START SUPPLIED DATA
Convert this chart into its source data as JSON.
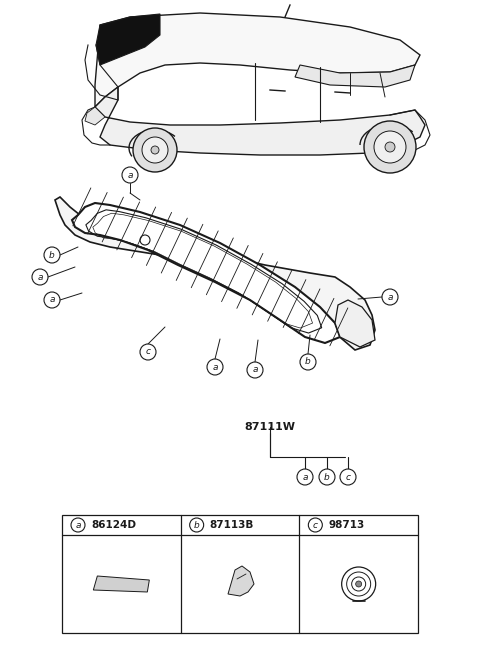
{
  "bg_color": "#ffffff",
  "line_color": "#1a1a1a",
  "fig_width": 4.8,
  "fig_height": 6.55,
  "dpi": 100,
  "part_code_main": "87111W",
  "part_labels": [
    "a",
    "b",
    "c"
  ],
  "part_numbers": [
    "86124D",
    "87113B",
    "98713"
  ]
}
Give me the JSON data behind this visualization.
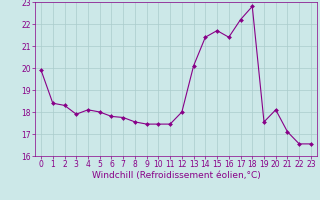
{
  "x": [
    0,
    1,
    2,
    3,
    4,
    5,
    6,
    7,
    8,
    9,
    10,
    11,
    12,
    13,
    14,
    15,
    16,
    17,
    18,
    19,
    20,
    21,
    22,
    23
  ],
  "y": [
    19.9,
    18.4,
    18.3,
    17.9,
    18.1,
    18.0,
    17.8,
    17.75,
    17.55,
    17.45,
    17.45,
    17.45,
    18.0,
    20.1,
    21.4,
    21.7,
    21.4,
    22.2,
    22.8,
    17.55,
    18.1,
    17.1,
    16.55,
    16.55
  ],
  "line_color": "#880088",
  "marker": "D",
  "marker_size": 2.0,
  "bg_color": "#cce8e8",
  "grid_color": "#aacccc",
  "xlabel": "Windchill (Refroidissement éolien,°C)",
  "xlabel_color": "#880088",
  "tick_color": "#880088",
  "ylim": [
    16,
    23
  ],
  "xlim": [
    -0.5,
    23.5
  ],
  "yticks": [
    16,
    17,
    18,
    19,
    20,
    21,
    22,
    23
  ],
  "xticks": [
    0,
    1,
    2,
    3,
    4,
    5,
    6,
    7,
    8,
    9,
    10,
    11,
    12,
    13,
    14,
    15,
    16,
    17,
    18,
    19,
    20,
    21,
    22,
    23
  ],
  "tick_fontsize": 5.5,
  "xlabel_fontsize": 6.5,
  "linewidth": 0.8
}
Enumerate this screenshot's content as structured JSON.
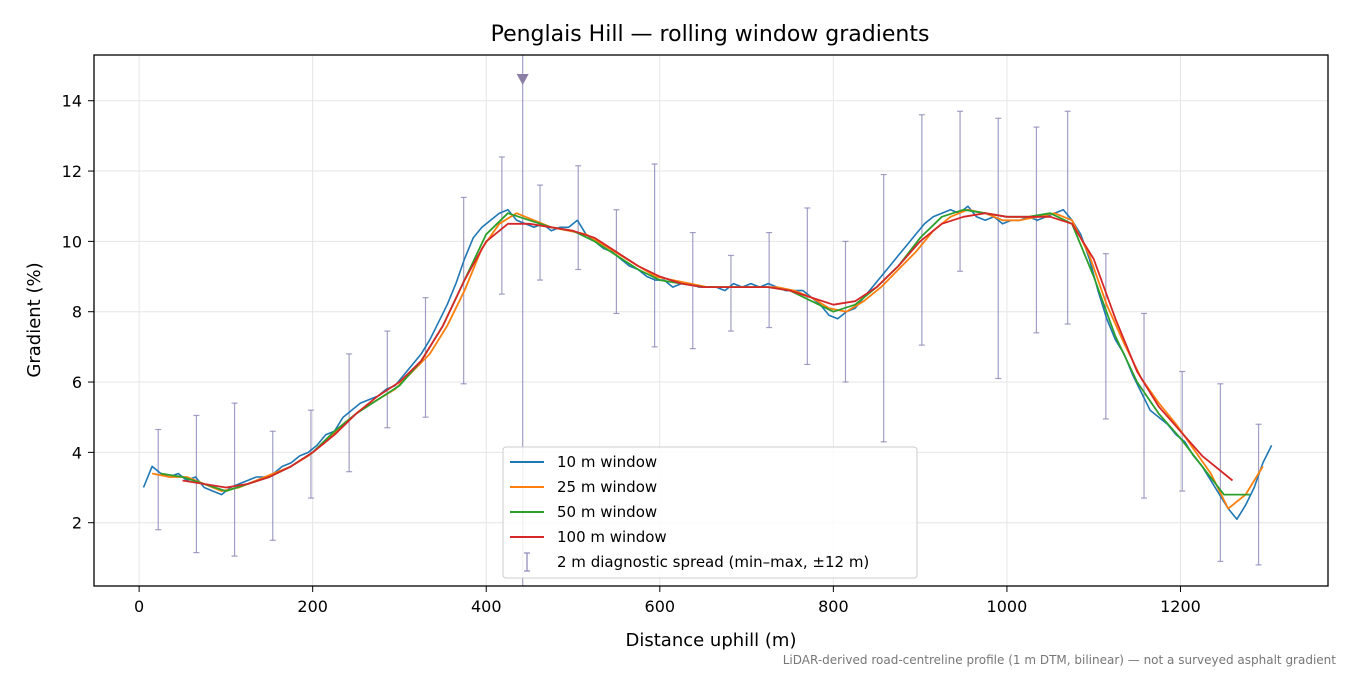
{
  "chart_data": {
    "type": "line",
    "title": "Penglais Hill — rolling window gradients",
    "xlabel": "Distance uphill (m)",
    "ylabel": "Gradient (%)",
    "xlim": [
      -52,
      1370
    ],
    "ylim": [
      0.2,
      15.3
    ],
    "xticks": [
      0,
      200,
      400,
      600,
      800,
      1000,
      1200
    ],
    "yticks": [
      2,
      4,
      6,
      8,
      10,
      12,
      14
    ],
    "grid": true,
    "legend_position": "bottom-center",
    "footnote": "LiDAR-derived road-centreline profile (1 m DTM, bilinear) — not a surveyed asphalt gradient",
    "series": [
      {
        "name": "10 m window",
        "color": "#1f77b4",
        "x": [
          5,
          15,
          25,
          35,
          45,
          55,
          65,
          75,
          85,
          95,
          105,
          115,
          125,
          135,
          145,
          155,
          165,
          175,
          185,
          195,
          205,
          215,
          225,
          235,
          245,
          255,
          265,
          275,
          285,
          295,
          305,
          315,
          325,
          335,
          345,
          355,
          365,
          375,
          385,
          395,
          405,
          415,
          425,
          435,
          445,
          455,
          465,
          475,
          485,
          495,
          505,
          515,
          525,
          535,
          545,
          555,
          565,
          575,
          585,
          595,
          605,
          615,
          625,
          635,
          645,
          655,
          665,
          675,
          685,
          695,
          705,
          715,
          725,
          735,
          745,
          755,
          765,
          775,
          785,
          795,
          805,
          815,
          825,
          835,
          845,
          855,
          865,
          875,
          885,
          895,
          905,
          915,
          925,
          935,
          945,
          955,
          965,
          975,
          985,
          995,
          1005,
          1015,
          1025,
          1035,
          1045,
          1055,
          1065,
          1075,
          1085,
          1095,
          1105,
          1115,
          1125,
          1135,
          1145,
          1155,
          1165,
          1175,
          1185,
          1195,
          1205,
          1215,
          1225,
          1235,
          1245,
          1255,
          1265,
          1275,
          1285,
          1295,
          1305
        ],
        "y": [
          3.0,
          3.6,
          3.4,
          3.3,
          3.4,
          3.2,
          3.3,
          3.0,
          2.9,
          2.8,
          3.0,
          3.1,
          3.2,
          3.3,
          3.3,
          3.4,
          3.6,
          3.7,
          3.9,
          4.0,
          4.2,
          4.5,
          4.6,
          5.0,
          5.2,
          5.4,
          5.5,
          5.6,
          5.8,
          5.9,
          6.2,
          6.5,
          6.8,
          7.2,
          7.7,
          8.2,
          8.8,
          9.5,
          10.1,
          10.4,
          10.6,
          10.8,
          10.9,
          10.6,
          10.5,
          10.4,
          10.5,
          10.3,
          10.4,
          10.4,
          10.6,
          10.2,
          10.0,
          9.8,
          9.7,
          9.5,
          9.3,
          9.2,
          9.0,
          8.9,
          8.9,
          8.7,
          8.8,
          8.8,
          8.7,
          8.7,
          8.7,
          8.6,
          8.8,
          8.7,
          8.8,
          8.7,
          8.8,
          8.7,
          8.6,
          8.6,
          8.6,
          8.4,
          8.2,
          7.9,
          7.8,
          8.0,
          8.1,
          8.4,
          8.7,
          9.0,
          9.3,
          9.6,
          9.9,
          10.2,
          10.5,
          10.7,
          10.8,
          10.9,
          10.8,
          11.0,
          10.7,
          10.6,
          10.7,
          10.5,
          10.6,
          10.6,
          10.7,
          10.6,
          10.7,
          10.8,
          10.9,
          10.6,
          10.2,
          9.5,
          8.6,
          7.8,
          7.2,
          6.8,
          6.2,
          5.7,
          5.2,
          5.0,
          4.8,
          4.5,
          4.3,
          3.9,
          3.6,
          3.2,
          2.8,
          2.4,
          2.1,
          2.5,
          3.0,
          3.7,
          4.2
        ]
      },
      {
        "name": "25 m window",
        "color": "#ff7f0e",
        "x": [
          15,
          35,
          55,
          75,
          95,
          115,
          135,
          155,
          175,
          195,
          215,
          235,
          255,
          275,
          295,
          315,
          335,
          355,
          375,
          395,
          415,
          435,
          455,
          475,
          495,
          515,
          535,
          555,
          575,
          595,
          615,
          635,
          655,
          675,
          695,
          715,
          735,
          755,
          775,
          795,
          815,
          835,
          855,
          875,
          895,
          915,
          935,
          955,
          975,
          995,
          1015,
          1035,
          1055,
          1075,
          1095,
          1115,
          1135,
          1155,
          1175,
          1195,
          1215,
          1235,
          1255,
          1275,
          1295
        ],
        "y": [
          3.4,
          3.3,
          3.3,
          3.1,
          2.9,
          3.0,
          3.2,
          3.4,
          3.6,
          3.9,
          4.3,
          4.8,
          5.2,
          5.5,
          5.8,
          6.3,
          6.8,
          7.6,
          8.6,
          9.8,
          10.5,
          10.8,
          10.6,
          10.4,
          10.3,
          10.2,
          9.9,
          9.6,
          9.3,
          9.0,
          8.9,
          8.8,
          8.7,
          8.7,
          8.7,
          8.7,
          8.7,
          8.6,
          8.4,
          8.1,
          8.0,
          8.3,
          8.7,
          9.2,
          9.7,
          10.3,
          10.7,
          10.9,
          10.8,
          10.6,
          10.6,
          10.7,
          10.8,
          10.6,
          9.6,
          8.2,
          7.1,
          6.1,
          5.4,
          4.8,
          4.1,
          3.4,
          2.4,
          2.8,
          3.6
        ]
      },
      {
        "name": "50 m window",
        "color": "#2ca02c",
        "x": [
          25,
          50,
          75,
          100,
          125,
          150,
          175,
          200,
          225,
          250,
          275,
          300,
          325,
          350,
          375,
          400,
          425,
          450,
          475,
          500,
          525,
          550,
          575,
          600,
          625,
          650,
          675,
          700,
          725,
          750,
          775,
          800,
          825,
          850,
          875,
          900,
          925,
          950,
          975,
          1000,
          1025,
          1050,
          1075,
          1100,
          1125,
          1150,
          1175,
          1200,
          1225,
          1250,
          1280
        ],
        "y": [
          3.4,
          3.3,
          3.1,
          2.9,
          3.1,
          3.3,
          3.6,
          4.0,
          4.6,
          5.1,
          5.5,
          5.9,
          6.6,
          7.6,
          8.9,
          10.2,
          10.8,
          10.6,
          10.4,
          10.3,
          10.0,
          9.6,
          9.2,
          8.9,
          8.8,
          8.7,
          8.7,
          8.7,
          8.7,
          8.6,
          8.3,
          8.0,
          8.2,
          8.7,
          9.3,
          10.1,
          10.7,
          10.9,
          10.8,
          10.7,
          10.7,
          10.8,
          10.5,
          9.0,
          7.3,
          6.0,
          5.1,
          4.4,
          3.6,
          2.8,
          2.8
        ]
      },
      {
        "name": "100 m window",
        "color": "#d62728",
        "x": [
          50,
          75,
          100,
          125,
          150,
          175,
          200,
          225,
          250,
          275,
          300,
          325,
          350,
          375,
          400,
          425,
          450,
          475,
          500,
          525,
          550,
          575,
          600,
          625,
          650,
          675,
          700,
          725,
          750,
          775,
          800,
          825,
          850,
          875,
          900,
          925,
          950,
          975,
          1000,
          1025,
          1050,
          1075,
          1100,
          1125,
          1150,
          1175,
          1200,
          1225,
          1260
        ],
        "y": [
          3.2,
          3.1,
          3.0,
          3.1,
          3.3,
          3.6,
          4.0,
          4.5,
          5.1,
          5.6,
          6.0,
          6.6,
          7.6,
          8.9,
          10.0,
          10.5,
          10.5,
          10.4,
          10.3,
          10.1,
          9.7,
          9.3,
          9.0,
          8.8,
          8.7,
          8.7,
          8.7,
          8.7,
          8.6,
          8.4,
          8.2,
          8.3,
          8.7,
          9.3,
          10.0,
          10.5,
          10.7,
          10.8,
          10.7,
          10.7,
          10.7,
          10.5,
          9.5,
          7.8,
          6.3,
          5.3,
          4.6,
          3.9,
          3.2
        ]
      }
    ],
    "diagnostic": {
      "name": "2 m diagnostic spread (min–max, ±12 m)",
      "color": "#8a87b5",
      "x": [
        22,
        66,
        110,
        154,
        198,
        242,
        286,
        330,
        374,
        418,
        442,
        462,
        506,
        550,
        594,
        638,
        682,
        726,
        770,
        814,
        858,
        902,
        946,
        990,
        1034,
        1070,
        1114,
        1158,
        1202,
        1246,
        1290
      ],
      "min": [
        1.8,
        1.15,
        1.05,
        1.5,
        2.7,
        3.45,
        4.7,
        5.0,
        5.95,
        8.5,
        null,
        8.9,
        9.2,
        7.95,
        7.0,
        6.95,
        7.45,
        7.55,
        6.5,
        6.0,
        4.3,
        7.05,
        9.15,
        6.1,
        7.4,
        7.65,
        4.95,
        2.7,
        2.9,
        0.9,
        0.8
      ],
      "max": [
        4.65,
        5.05,
        5.4,
        4.6,
        5.2,
        6.8,
        7.45,
        8.4,
        11.25,
        12.4,
        null,
        11.6,
        12.15,
        10.9,
        12.2,
        10.25,
        9.6,
        10.25,
        10.95,
        10.0,
        11.9,
        13.6,
        13.7,
        13.5,
        13.25,
        13.7,
        9.65,
        7.95,
        6.3,
        5.95,
        4.8
      ],
      "clipped_marker_x": 442
    }
  }
}
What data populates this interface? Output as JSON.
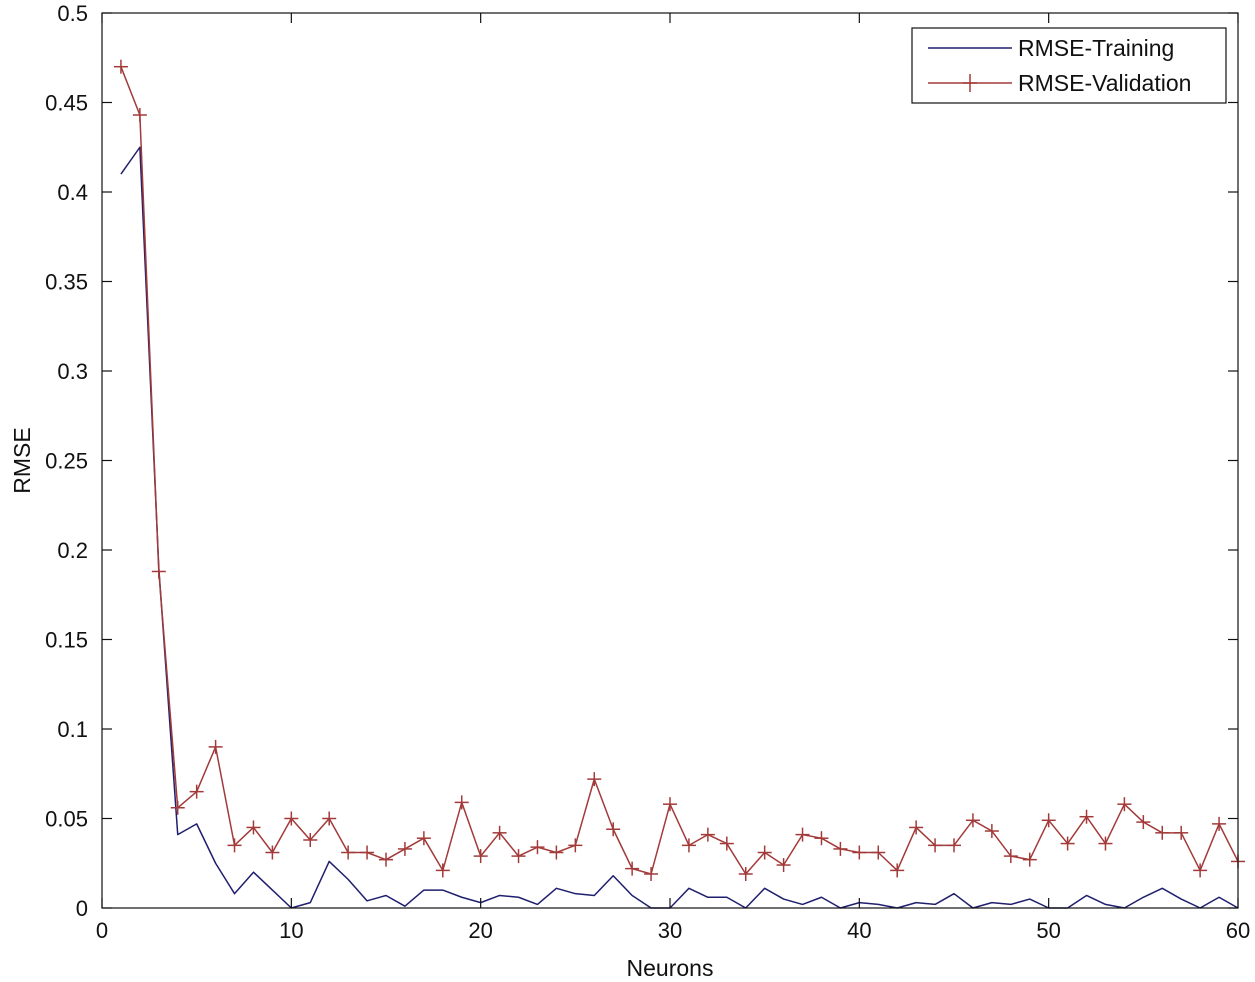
END SUPPLIED DATA
EXERCISE: Look through the lines above and collect those with the word "window".

PROBLEM SOLUTION:
    "title": "Penglais Hill — rolling window gradients",
        "name": "10 m window",
        "name": "25 m window",
        "name": "50 m window",
        "name": "100 m window",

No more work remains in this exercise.